Data extracted from a collection
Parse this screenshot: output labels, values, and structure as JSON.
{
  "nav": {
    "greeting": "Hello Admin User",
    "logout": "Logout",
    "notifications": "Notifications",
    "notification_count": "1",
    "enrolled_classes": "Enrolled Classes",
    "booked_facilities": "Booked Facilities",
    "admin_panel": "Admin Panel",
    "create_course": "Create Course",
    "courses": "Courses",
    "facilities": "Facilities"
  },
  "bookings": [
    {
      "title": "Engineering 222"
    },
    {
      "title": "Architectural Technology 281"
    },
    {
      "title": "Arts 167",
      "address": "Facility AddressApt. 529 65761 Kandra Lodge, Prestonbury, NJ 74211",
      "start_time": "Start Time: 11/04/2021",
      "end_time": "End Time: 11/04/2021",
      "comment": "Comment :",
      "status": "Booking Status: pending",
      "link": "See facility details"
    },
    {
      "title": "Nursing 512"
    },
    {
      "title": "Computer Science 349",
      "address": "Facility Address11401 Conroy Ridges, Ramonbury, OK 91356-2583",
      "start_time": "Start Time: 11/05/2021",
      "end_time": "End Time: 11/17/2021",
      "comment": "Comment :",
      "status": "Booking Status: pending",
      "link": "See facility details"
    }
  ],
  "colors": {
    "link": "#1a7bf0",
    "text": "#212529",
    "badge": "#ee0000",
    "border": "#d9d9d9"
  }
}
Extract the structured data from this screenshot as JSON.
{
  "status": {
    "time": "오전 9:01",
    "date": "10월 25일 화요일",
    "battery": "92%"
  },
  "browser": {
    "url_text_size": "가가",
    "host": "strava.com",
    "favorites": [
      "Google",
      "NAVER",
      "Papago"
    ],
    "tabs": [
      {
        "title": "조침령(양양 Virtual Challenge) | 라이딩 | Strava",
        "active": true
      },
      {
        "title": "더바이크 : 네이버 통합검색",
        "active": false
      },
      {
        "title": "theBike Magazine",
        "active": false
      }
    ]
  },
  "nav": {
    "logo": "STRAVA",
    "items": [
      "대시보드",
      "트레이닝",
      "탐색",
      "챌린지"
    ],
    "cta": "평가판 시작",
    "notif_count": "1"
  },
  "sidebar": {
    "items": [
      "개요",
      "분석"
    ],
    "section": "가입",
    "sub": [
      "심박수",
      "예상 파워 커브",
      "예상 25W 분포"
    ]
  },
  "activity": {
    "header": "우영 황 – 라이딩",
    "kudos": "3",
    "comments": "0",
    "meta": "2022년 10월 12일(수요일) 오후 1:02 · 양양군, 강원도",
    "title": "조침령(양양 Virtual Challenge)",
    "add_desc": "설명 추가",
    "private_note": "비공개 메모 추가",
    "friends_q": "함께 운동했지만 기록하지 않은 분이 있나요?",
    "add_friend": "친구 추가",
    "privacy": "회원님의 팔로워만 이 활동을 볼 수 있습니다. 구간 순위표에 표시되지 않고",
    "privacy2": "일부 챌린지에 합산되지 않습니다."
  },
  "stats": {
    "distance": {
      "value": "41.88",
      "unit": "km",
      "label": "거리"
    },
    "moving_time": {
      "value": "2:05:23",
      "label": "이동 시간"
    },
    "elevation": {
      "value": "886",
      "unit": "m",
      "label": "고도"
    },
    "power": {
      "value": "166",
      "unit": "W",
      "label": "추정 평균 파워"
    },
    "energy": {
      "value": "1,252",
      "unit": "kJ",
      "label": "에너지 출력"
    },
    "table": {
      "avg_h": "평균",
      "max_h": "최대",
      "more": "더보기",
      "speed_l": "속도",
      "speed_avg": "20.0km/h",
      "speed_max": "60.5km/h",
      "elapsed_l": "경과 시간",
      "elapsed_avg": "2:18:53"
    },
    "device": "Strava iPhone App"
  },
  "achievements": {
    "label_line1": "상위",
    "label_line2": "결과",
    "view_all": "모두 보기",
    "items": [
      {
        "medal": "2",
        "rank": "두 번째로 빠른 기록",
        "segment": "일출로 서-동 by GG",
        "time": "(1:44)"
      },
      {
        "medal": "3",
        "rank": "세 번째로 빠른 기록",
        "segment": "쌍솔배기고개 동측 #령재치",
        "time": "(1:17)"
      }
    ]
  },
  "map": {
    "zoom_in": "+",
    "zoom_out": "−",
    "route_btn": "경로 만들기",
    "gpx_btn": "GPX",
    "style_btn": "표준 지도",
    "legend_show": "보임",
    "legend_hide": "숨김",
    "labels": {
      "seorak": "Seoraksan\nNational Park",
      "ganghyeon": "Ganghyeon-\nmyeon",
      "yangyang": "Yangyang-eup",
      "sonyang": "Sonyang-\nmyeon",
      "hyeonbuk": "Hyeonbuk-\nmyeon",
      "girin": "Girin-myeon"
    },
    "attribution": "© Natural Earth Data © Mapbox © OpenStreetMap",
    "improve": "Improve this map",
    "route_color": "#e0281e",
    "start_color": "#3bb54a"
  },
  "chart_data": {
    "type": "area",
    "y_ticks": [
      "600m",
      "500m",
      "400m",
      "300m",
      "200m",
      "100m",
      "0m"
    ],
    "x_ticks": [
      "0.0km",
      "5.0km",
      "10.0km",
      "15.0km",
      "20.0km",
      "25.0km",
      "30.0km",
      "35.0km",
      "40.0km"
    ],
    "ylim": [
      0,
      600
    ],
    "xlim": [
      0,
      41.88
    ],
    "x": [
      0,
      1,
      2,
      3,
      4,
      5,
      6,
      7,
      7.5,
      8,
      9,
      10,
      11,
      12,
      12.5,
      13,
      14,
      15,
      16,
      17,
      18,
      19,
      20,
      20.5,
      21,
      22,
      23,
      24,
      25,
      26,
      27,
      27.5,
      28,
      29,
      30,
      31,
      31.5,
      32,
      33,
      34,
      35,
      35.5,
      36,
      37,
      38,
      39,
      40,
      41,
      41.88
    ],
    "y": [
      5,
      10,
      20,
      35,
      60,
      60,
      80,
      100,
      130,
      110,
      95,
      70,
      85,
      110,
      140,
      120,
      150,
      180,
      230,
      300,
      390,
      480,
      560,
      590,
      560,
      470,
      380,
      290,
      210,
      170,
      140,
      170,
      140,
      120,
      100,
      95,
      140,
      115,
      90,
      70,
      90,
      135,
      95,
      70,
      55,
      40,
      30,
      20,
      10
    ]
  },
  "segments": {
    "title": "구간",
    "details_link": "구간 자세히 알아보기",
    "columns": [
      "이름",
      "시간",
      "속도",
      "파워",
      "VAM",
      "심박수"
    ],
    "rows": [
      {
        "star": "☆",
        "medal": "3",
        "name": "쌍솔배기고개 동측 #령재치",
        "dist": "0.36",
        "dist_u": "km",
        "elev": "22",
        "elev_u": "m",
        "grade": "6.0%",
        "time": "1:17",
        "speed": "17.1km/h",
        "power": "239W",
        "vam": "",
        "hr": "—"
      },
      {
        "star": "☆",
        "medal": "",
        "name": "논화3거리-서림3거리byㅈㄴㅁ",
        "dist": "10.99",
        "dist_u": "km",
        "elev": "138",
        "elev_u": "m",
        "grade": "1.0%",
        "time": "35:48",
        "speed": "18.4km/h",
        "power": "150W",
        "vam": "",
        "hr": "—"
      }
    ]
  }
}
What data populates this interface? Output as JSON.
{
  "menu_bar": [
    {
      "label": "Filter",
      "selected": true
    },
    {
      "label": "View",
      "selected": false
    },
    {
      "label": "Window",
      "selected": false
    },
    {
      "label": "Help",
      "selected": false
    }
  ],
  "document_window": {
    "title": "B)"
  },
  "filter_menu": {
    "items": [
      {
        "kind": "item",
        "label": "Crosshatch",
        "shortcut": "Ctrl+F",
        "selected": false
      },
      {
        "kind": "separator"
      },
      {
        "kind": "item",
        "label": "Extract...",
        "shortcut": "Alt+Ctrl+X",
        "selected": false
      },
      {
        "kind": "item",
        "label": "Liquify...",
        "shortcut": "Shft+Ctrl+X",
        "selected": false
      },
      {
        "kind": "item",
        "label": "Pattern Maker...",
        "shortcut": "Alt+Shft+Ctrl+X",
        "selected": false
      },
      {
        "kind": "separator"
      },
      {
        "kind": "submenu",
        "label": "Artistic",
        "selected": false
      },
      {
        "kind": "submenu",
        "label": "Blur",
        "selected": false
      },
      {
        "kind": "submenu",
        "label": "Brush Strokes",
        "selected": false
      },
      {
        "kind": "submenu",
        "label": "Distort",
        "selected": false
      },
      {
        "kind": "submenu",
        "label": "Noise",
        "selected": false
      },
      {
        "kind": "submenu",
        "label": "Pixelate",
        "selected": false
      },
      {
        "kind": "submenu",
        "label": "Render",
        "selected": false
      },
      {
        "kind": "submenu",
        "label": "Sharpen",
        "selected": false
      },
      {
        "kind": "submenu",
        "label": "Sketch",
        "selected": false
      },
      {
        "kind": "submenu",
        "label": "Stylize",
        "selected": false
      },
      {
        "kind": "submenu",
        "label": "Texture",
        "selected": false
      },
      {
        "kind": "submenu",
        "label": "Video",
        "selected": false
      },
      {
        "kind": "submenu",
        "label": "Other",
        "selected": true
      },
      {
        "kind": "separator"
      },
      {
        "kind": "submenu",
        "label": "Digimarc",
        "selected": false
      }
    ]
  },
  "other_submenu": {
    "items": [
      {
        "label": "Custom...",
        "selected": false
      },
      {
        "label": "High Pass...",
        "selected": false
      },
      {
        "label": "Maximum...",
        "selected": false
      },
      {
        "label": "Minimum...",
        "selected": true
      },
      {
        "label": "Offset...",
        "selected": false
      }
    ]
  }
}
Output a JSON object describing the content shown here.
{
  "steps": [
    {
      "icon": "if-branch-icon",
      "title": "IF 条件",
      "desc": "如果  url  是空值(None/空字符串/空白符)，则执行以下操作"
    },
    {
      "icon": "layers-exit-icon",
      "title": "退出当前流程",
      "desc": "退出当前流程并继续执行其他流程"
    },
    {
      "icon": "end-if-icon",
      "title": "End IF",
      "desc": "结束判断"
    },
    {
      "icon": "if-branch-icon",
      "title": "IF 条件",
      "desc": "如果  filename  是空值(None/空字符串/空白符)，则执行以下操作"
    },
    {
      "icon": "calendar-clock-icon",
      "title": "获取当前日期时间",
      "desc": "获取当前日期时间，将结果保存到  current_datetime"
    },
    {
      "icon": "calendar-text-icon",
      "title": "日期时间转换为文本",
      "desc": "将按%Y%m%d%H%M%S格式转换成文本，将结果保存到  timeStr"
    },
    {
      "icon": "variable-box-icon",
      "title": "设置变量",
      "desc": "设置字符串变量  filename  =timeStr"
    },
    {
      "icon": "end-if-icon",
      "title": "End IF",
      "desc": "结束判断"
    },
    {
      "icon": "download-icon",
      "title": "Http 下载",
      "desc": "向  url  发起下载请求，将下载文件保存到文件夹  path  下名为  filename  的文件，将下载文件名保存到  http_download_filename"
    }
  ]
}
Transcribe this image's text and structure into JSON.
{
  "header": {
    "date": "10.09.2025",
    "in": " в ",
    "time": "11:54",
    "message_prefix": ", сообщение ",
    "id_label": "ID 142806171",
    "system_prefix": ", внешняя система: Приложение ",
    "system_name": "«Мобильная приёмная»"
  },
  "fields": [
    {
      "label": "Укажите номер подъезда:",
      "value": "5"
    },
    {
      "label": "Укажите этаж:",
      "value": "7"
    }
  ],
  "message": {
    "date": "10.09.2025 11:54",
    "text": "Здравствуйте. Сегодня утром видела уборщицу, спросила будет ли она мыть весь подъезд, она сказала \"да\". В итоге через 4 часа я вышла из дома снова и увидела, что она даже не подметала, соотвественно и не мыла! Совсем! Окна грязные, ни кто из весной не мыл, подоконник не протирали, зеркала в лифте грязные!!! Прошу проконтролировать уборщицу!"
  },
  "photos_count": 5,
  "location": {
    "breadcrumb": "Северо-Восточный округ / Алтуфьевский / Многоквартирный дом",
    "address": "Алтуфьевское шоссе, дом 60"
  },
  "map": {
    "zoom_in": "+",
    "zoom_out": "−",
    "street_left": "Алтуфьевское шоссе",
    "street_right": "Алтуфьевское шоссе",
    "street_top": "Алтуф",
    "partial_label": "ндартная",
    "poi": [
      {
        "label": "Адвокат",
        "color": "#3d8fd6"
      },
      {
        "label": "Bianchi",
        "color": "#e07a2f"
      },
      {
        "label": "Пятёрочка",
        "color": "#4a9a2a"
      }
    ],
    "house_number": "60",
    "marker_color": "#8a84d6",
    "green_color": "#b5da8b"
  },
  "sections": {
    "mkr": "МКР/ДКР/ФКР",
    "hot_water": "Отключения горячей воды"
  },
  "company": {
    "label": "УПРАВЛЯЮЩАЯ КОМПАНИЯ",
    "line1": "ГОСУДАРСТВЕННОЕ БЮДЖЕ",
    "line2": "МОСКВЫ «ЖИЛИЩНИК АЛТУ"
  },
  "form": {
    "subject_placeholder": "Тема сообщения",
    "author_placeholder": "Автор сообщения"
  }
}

#### WORK TO DO
Find every line in the records above that holds the word "icon", and copy each one.

#### EXERCISE RESPONSE
      "icon": "if-branch-icon",
      "icon": "layers-exit-icon",
      "icon": "end-if-icon",
      "icon": "if-branch-icon",
      "icon": "calendar-clock-icon",
      "icon": "calendar-text-icon",
      "icon": "variable-box-icon",
      "icon": "end-if-icon",
      "icon": "download-icon",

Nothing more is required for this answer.